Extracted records
────
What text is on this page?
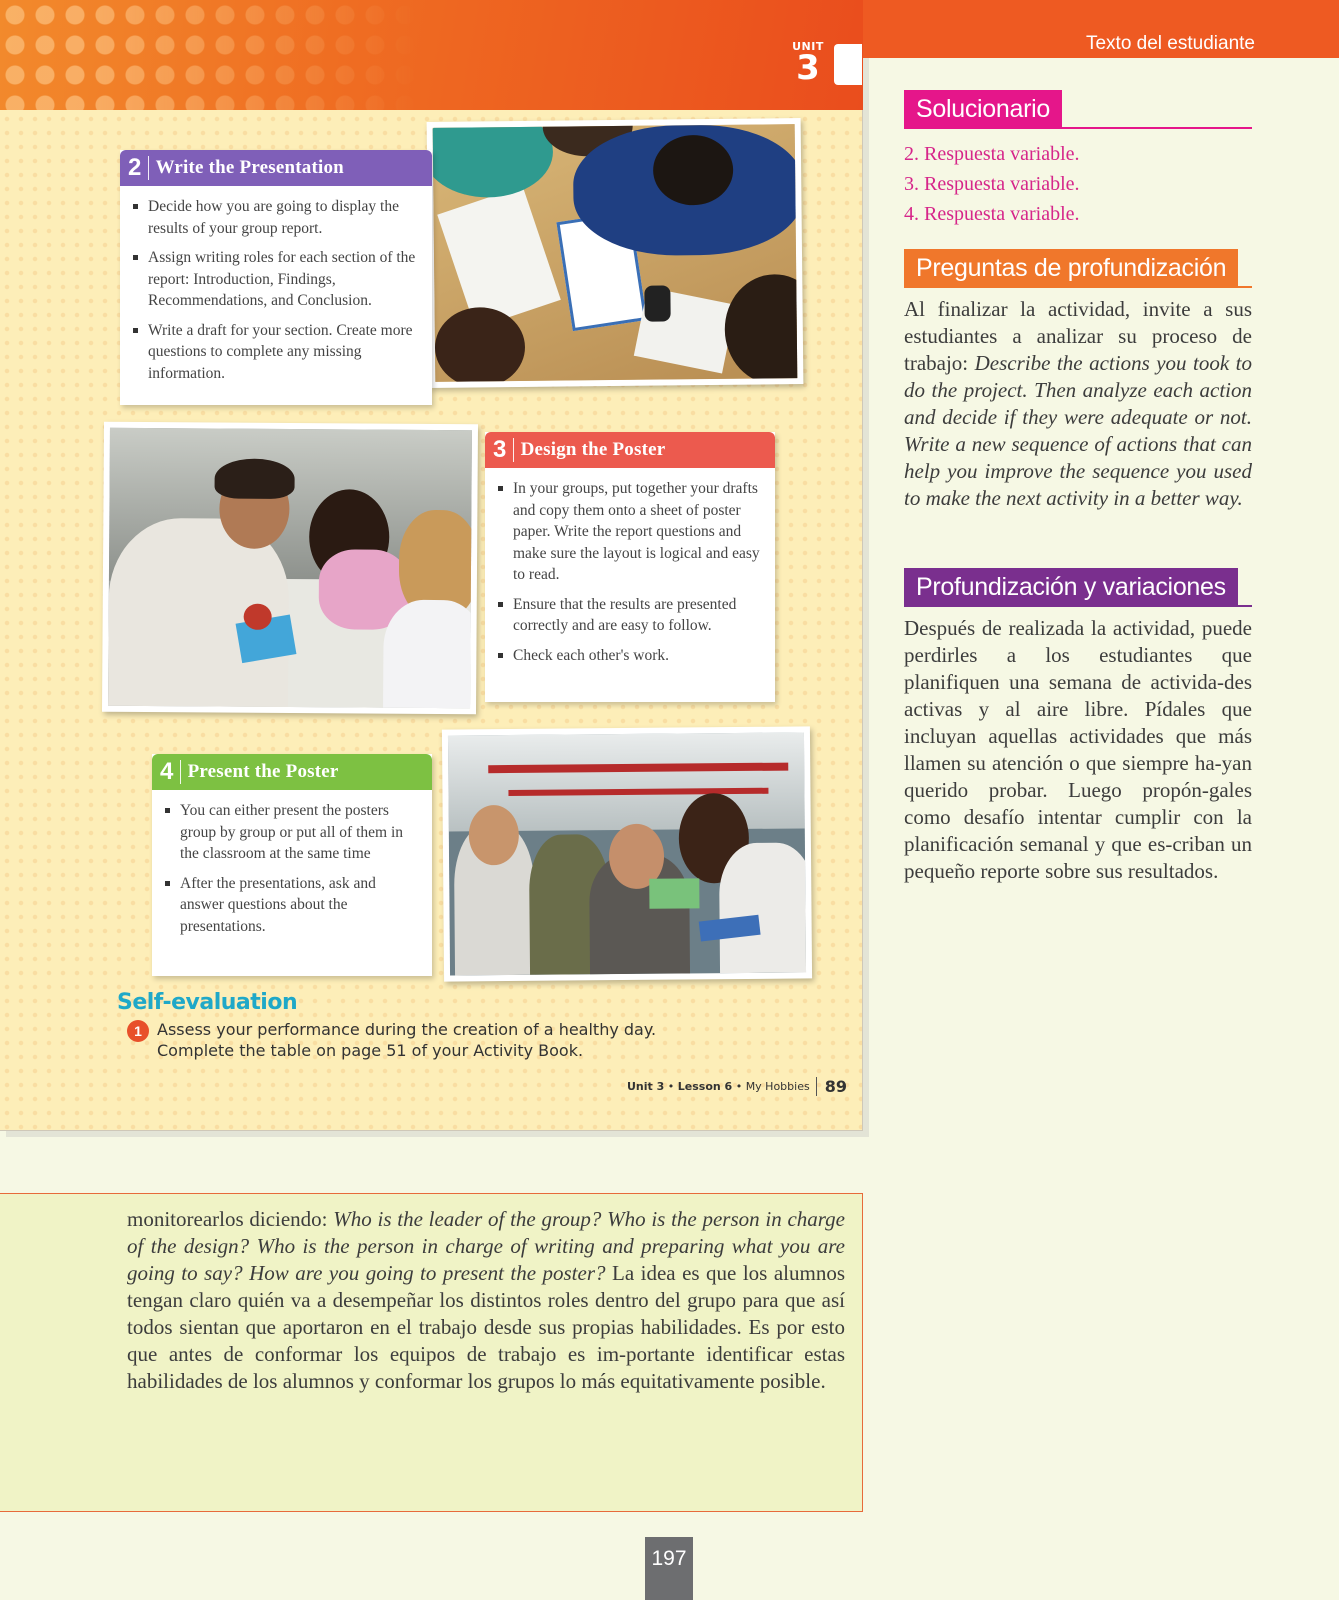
UNIT
3
2 Write the Presentation
Decide how you are going to display the results of your group report.
Assign writing roles for each section of the report: Introduction, Findings, Recommendations, and Conclusion.
Write a draft for your section. Create more questions to complete any missing information.
3 Design the Poster
In your groups, put together your drafts and copy them onto a sheet of poster paper. Write the report questions and make sure the layout is logical and easy to read.
Ensure that the results are presented correctly and are easy to follow.
Check each other's work.
4 Present the Poster
You can either present the posters group by group or put all of them in the classroom at the same time
After the presentations, ask and answer questions about the presentations.
Self-evaluation
1 Assess your performance during the creation of a healthy day.
Complete the table on page 51 of your Activity Book.
Unit 3 • Lesson 6 • My Hobbies 89
Texto del estudiante
Solucionario
2. Respuesta variable.
3. Respuesta variable.
4. Respuesta variable.
Preguntas de profundización

Al finalizar la actividad, invite a sus estudiantes a analizar su proceso de trabajo: Describe the actions you took to do the project. Then analyze each action and decide if they were adequate or not. Write a new sequence of actions that can help you improve the sequence you used to make the next activity in a better way.

Profundización y variaciones

Después de realizada la actividad, puede perdirles a los estudiantes que planifiquen una semana de activida-des activas y al aire libre. Pídales que incluyan aquellas actividades que más llamen su atención o que siempre ha-yan querido probar. Luego propón-gales como desafío intentar cumplir con la planificación semanal y que es-criban un pequeño reporte sobre sus resultados.

monitorearlos diciendo: Who is the leader of the group? Who is the person in charge of the design? Who is the person in charge of writing and preparing what you are going to say? How are you going to present the poster? La idea es que los alumnos tengan claro quién va a desempeñar los distintos roles dentro del grupo para que así todos sientan que aportaron en el trabajo desde sus propias habilidades. Es por esto que antes de conformar los equipos de trabajo es im-portante identificar estas habilidades de los alumnos y conformar los grupos lo más equitativamente posible.

197
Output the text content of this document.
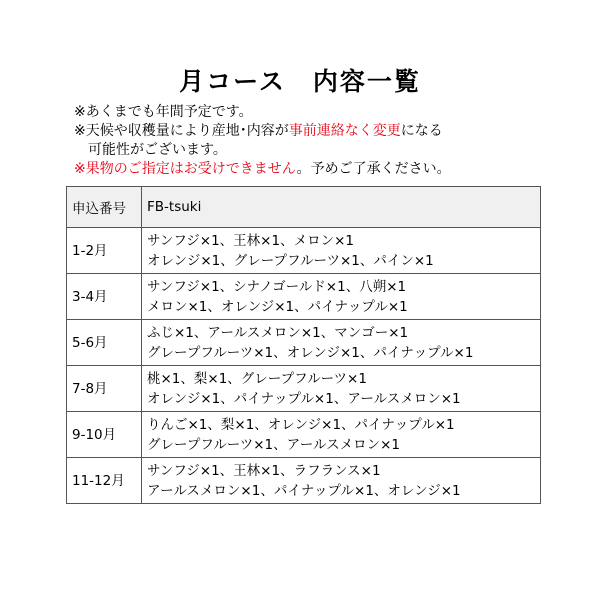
月コース　内容一覧
※あくまでも年間予定です。
※天候や収穫量により産地･内容が事前連絡なく変更になる
可能性がございます。
※果物のご指定はお受けできません。予めご了承ください。
申込番号	FB-tsuki
1-2月	サンフジ×1、王林×1、メロン×1
オレンジ×1、グレープフルーツ×1、パイン×1

3-4月	サンフジ×1、シナノゴールド×1、八朔×1
メロン×1、オレンジ×1、パイナップル×1

5-6月	ふじ×1、アールスメロン×1、マンゴー×1
グレープフルーツ×1、オレンジ×1、パイナップル×1

7-8月	桃×1、梨×1、グレープフルーツ×1
オレンジ×1、パイナップル×1、アールスメロン×1

9-10月	りんご×1、梨×1、オレンジ×1、パイナップル×1
グレープフルーツ×1、アールスメロン×1

11-12月	サンフジ×1、王林×1、ラフランス×1
アールスメロン×1、パイナップル×1、オレンジ×1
────
Your instructions » Pull every line containing "サンフジ" out of the records.

Answer for this exercise »
1-2月	サンフジ×1、王林×1、メロン×1
3-4月	サンフジ×1、シナノゴールド×1、八朔×1
11-12月	サンフジ×1、王林×1、ラフランス×1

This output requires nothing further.